### [What to do]
Work out how many lines hold "Fuel". Give the number and nothing else.

### [Excerpted data]
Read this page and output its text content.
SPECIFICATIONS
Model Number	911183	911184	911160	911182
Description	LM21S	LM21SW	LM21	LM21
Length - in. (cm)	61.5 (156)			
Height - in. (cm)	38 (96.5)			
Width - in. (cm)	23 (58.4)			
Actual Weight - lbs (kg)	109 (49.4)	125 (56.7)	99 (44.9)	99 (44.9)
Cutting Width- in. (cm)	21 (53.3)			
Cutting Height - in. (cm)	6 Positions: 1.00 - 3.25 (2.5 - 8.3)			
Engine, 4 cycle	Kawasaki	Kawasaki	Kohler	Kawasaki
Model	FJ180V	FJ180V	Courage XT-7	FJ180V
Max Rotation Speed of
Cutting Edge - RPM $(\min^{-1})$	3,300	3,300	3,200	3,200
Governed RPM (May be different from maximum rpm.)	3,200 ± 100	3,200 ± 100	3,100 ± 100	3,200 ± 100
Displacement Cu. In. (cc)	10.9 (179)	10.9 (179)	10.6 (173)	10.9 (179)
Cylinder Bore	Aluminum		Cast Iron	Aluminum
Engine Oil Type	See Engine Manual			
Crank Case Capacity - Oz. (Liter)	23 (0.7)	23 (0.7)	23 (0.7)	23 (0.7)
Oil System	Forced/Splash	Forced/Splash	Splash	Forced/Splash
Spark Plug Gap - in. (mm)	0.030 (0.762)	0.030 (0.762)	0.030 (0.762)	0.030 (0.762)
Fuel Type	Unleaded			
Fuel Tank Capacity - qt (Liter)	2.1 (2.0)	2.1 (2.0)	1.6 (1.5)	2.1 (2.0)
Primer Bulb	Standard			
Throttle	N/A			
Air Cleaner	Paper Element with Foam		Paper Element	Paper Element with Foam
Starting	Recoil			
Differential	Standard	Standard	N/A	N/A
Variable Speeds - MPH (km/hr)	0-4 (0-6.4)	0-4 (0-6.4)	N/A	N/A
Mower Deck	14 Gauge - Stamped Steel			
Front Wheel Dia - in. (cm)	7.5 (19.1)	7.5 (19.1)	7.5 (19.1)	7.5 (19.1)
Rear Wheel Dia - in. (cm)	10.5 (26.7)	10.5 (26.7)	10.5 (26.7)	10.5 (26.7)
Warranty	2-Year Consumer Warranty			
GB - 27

### [Correct response]
2